Start Given passage
THE THEORY OF CRIME PREVENTION THROUGH ENVIRONMENTAL DESIGN

THE THEORY OF CRIME PREVENTION THROUGH
ENVIRONMENTAL DESIGN
by
Ronald V. Clarke (Rutgers)
http://www3.cutr.usf.edu/security/documents%5CCPTED%5CTheory%20of%20CPTED.pdf

The theory of crime prevention through environmental design is based on
one simple idea — that crime results partly from the opportunities presented
by physical environment. This being the case it should be possible to alter
the physical environment so that crime is less likely to occur.
Simple, almost obvious as this may be, the idea that crime is partly caused
by physical environment has been a controversial one among criminologists.
End Given passage
Carry on the passage about crime prevention through environmental design, starting after its last sentence.
Start Entries shown
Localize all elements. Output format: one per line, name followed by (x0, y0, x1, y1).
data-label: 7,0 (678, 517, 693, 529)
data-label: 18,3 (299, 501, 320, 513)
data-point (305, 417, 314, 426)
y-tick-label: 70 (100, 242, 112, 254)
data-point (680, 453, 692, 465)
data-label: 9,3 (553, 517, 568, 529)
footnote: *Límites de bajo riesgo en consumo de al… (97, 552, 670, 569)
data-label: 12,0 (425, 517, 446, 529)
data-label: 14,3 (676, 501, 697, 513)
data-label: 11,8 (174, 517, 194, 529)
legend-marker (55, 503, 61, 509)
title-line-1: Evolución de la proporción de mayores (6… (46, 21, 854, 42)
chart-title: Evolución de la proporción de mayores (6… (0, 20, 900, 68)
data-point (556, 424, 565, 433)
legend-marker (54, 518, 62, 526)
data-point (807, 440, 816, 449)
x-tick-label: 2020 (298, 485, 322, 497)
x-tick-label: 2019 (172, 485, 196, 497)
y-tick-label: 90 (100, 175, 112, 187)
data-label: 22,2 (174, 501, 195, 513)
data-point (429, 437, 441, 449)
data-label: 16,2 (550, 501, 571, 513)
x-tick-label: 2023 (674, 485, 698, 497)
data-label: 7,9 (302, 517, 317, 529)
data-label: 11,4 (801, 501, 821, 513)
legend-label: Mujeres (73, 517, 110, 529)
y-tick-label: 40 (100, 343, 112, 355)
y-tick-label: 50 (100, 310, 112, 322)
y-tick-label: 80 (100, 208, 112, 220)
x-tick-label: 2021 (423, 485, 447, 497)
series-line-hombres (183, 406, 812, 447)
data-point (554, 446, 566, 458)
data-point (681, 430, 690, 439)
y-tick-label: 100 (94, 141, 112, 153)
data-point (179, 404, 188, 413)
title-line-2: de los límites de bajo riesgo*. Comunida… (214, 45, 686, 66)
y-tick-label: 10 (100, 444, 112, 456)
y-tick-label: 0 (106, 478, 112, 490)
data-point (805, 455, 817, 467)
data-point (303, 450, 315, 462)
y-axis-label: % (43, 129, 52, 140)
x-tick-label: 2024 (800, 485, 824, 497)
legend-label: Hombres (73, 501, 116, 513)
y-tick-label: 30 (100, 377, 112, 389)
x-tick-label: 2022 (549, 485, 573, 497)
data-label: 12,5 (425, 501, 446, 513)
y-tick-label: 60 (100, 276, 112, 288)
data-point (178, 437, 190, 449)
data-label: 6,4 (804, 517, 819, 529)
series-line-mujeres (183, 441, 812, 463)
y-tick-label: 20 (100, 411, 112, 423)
End Entries shown
■ Answer to the problem:
In my presentation I will argue that the controversy is based on a
misunderstanding about causes and will review what is now a large body of
evidence that the physical environment plays an important part in crime. I
will then review current approaches to changing the physical environment
and the “opportunity” theories on which these rest. I will also consider the
main criticism of environmental crime prevention that it does not reduce
crime, but merely displaces it to some other time, place or target. Finally, I
will draw out the main lessons from research about successful ways to
implement crime prevention through environmental design.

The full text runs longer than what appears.